THE PROBLEM: Make an exact copy of the entries below.

EXTRACTED INFORMATION:
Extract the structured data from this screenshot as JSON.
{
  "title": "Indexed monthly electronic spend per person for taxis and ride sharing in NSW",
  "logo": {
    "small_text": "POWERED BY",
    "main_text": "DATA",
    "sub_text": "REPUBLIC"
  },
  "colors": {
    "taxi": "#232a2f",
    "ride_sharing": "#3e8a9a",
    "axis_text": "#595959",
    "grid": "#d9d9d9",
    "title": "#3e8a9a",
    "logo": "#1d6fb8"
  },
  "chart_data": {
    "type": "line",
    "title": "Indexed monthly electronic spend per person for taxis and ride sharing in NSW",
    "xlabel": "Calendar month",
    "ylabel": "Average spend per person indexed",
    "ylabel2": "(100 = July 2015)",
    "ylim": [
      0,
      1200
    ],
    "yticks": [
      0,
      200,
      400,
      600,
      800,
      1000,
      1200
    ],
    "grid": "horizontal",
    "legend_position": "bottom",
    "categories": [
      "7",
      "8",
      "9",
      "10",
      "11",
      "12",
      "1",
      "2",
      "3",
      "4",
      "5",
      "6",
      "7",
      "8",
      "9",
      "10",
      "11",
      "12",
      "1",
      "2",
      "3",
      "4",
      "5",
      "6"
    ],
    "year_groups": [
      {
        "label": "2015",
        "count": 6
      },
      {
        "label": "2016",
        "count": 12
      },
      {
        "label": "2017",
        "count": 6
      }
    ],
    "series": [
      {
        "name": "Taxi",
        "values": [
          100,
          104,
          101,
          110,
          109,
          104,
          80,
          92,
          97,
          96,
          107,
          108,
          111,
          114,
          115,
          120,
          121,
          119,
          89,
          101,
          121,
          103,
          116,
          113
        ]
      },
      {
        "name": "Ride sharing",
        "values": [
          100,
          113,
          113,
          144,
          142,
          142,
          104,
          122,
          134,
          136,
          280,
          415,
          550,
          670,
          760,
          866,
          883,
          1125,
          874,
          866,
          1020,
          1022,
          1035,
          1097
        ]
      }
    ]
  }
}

ANSWER TO THIS EXERCISE:
Extract the structured data from this screenshot as JSON.
{
  "title": "Indexed monthly electronic spend per person for taxis and ride sharing in NSW",
  "logo": {
    "small_text": "POWERED BY",
    "main_text": "DATA",
    "sub_text": "REPUBLIC"
  },
  "colors": {
    "taxi": "#232a2f",
    "ride_sharing": "#3e8a9a",
    "axis_text": "#595959",
    "grid": "#d9d9d9",
    "title": "#3e8a9a",
    "logo": "#1d6fb8"
  },
  "chart_data": {
    "type": "line",
    "title": "Indexed monthly electronic spend per person for taxis and ride sharing in NSW",
    "xlabel": "Calendar month",
    "ylabel": "Average spend per person indexed",
    "ylabel2": "(100 = July 2015)",
    "ylim": [
      0,
      1200
    ],
    "yticks": [
      0,
      200,
      400,
      600,
      800,
      1000,
      1200
    ],
    "grid": "horizontal",
    "legend_position": "bottom",
    "categories": [
      "7",
      "8",
      "9",
      "10",
      "11",
      "12",
      "1",
      "2",
      "3",
      "4",
      "5",
      "6",
      "7",
      "8",
      "9",
      "10",
      "11",
      "12",
      "1",
      "2",
      "3",
      "4",
      "5",
      "6"
    ],
    "year_groups": [
      {
        "label": "2015",
        "count": 6
      },
      {
        "label": "2016",
        "count": 12
      },
      {
        "label": "2017",
        "count": 6
      }
    ],
    "series": [
      {
        "name": "Taxi",
        "values": [
          100,
          104,
          101,
          110,
          109,
          104,
          80,
          92,
          97,
          96,
          107,
          108,
          111,
          114,
          115,
          120,
          121,
          119,
          89,
          101,
          121,
          103,
          116,
          113
        ]
      },
      {
        "name": "Ride sharing",
        "values": [
          100,
          113,
          113,
          144,
          142,
          142,
          104,
          122,
          134,
          136,
          280,
          415,
          550,
          670,
          760,
          866,
          883,
          1125,
          874,
          866,
          1020,
          1022,
          1035,
          1097
        ]
      }
    ]
  }
}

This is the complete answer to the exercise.